**Instructions to follow**. Print out the entries below with no edits.

Start of Stored data

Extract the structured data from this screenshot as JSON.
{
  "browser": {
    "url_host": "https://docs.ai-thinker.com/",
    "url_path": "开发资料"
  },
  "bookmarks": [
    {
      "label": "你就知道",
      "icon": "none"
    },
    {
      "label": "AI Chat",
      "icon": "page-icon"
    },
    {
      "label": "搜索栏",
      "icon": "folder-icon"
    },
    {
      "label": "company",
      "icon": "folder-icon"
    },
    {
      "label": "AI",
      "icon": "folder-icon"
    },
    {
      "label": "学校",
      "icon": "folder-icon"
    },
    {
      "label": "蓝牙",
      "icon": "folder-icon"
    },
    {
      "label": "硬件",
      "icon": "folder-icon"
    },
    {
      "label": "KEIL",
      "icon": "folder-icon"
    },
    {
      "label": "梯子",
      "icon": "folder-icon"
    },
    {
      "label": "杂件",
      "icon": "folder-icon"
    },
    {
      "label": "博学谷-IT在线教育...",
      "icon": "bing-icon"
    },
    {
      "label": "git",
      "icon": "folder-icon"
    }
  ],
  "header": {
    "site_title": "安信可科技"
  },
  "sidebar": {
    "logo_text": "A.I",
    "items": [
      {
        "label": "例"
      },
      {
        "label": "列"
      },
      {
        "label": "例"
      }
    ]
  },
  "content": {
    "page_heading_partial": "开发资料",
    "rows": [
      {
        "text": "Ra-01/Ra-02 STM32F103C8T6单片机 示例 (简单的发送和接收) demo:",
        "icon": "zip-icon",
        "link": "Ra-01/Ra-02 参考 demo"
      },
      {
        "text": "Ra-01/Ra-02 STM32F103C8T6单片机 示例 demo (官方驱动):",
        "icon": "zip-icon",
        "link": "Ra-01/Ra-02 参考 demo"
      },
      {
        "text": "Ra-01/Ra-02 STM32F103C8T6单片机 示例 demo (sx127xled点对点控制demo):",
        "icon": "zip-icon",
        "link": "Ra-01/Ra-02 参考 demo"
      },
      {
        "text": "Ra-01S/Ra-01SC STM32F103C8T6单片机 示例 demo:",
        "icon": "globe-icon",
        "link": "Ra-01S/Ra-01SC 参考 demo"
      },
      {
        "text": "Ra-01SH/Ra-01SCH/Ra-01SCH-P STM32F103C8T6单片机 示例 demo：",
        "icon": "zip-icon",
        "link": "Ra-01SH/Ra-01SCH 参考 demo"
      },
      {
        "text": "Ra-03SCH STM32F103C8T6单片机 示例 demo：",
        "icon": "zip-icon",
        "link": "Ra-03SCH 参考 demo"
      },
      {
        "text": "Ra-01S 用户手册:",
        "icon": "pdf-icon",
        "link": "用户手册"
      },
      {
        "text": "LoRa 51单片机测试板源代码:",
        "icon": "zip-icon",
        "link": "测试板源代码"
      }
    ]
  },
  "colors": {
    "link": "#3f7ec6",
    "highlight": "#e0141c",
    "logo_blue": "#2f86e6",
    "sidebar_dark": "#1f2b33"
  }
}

End of Stored data

**Exercise response**.
Extract the structured data from this screenshot as JSON.
{
  "browser": {
    "url_host": "https://docs.ai-thinker.com/",
    "url_path": "开发资料"
  },
  "bookmarks": [
    {
      "label": "你就知道",
      "icon": "none"
    },
    {
      "label": "AI Chat",
      "icon": "page-icon"
    },
    {
      "label": "搜索栏",
      "icon": "folder-icon"
    },
    {
      "label": "company",
      "icon": "folder-icon"
    },
    {
      "label": "AI",
      "icon": "folder-icon"
    },
    {
      "label": "学校",
      "icon": "folder-icon"
    },
    {
      "label": "蓝牙",
      "icon": "folder-icon"
    },
    {
      "label": "硬件",
      "icon": "folder-icon"
    },
    {
      "label": "KEIL",
      "icon": "folder-icon"
    },
    {
      "label": "梯子",
      "icon": "folder-icon"
    },
    {
      "label": "杂件",
      "icon": "folder-icon"
    },
    {
      "label": "博学谷-IT在线教育...",
      "icon": "bing-icon"
    },
    {
      "label": "git",
      "icon": "folder-icon"
    }
  ],
  "header": {
    "site_title": "安信可科技"
  },
  "sidebar": {
    "logo_text": "A.I",
    "items": [
      {
        "label": "例"
      },
      {
        "label": "列"
      },
      {
        "label": "例"
      }
    ]
  },
  "content": {
    "page_heading_partial": "开发资料",
    "rows": [
      {
        "text": "Ra-01/Ra-02 STM32F103C8T6单片机 示例 (简单的发送和接收) demo:",
        "icon": "zip-icon",
        "link": "Ra-01/Ra-02 参考 demo"
      },
      {
        "text": "Ra-01/Ra-02 STM32F103C8T6单片机 示例 demo (官方驱动):",
        "icon": "zip-icon",
        "link": "Ra-01/Ra-02 参考 demo"
      },
      {
        "text": "Ra-01/Ra-02 STM32F103C8T6单片机 示例 demo (sx127xled点对点控制demo):",
        "icon": "zip-icon",
        "link": "Ra-01/Ra-02 参考 demo"
      },
      {
        "text": "Ra-01S/Ra-01SC STM32F103C8T6单片机 示例 demo:",
        "icon": "globe-icon",
        "link": "Ra-01S/Ra-01SC 参考 demo"
      },
      {
        "text": "Ra-01SH/Ra-01SCH/Ra-01SCH-P STM32F103C8T6单片机 示例 demo：",
        "icon": "zip-icon",
        "link": "Ra-01SH/Ra-01SCH 参考 demo"
      },
      {
        "text": "Ra-03SCH STM32F103C8T6单片机 示例 demo：",
        "icon": "zip-icon",
        "link": "Ra-03SCH 参考 demo"
      },
      {
        "text": "Ra-01S 用户手册:",
        "icon": "pdf-icon",
        "link": "用户手册"
      },
      {
        "text": "LoRa 51单片机测试板源代码:",
        "icon": "zip-icon",
        "link": "测试板源代码"
      }
    ]
  },
  "colors": {
    "link": "#3f7ec6",
    "highlight": "#e0141c",
    "logo_blue": "#2f86e6",
    "sidebar_dark": "#1f2b33"
  }
}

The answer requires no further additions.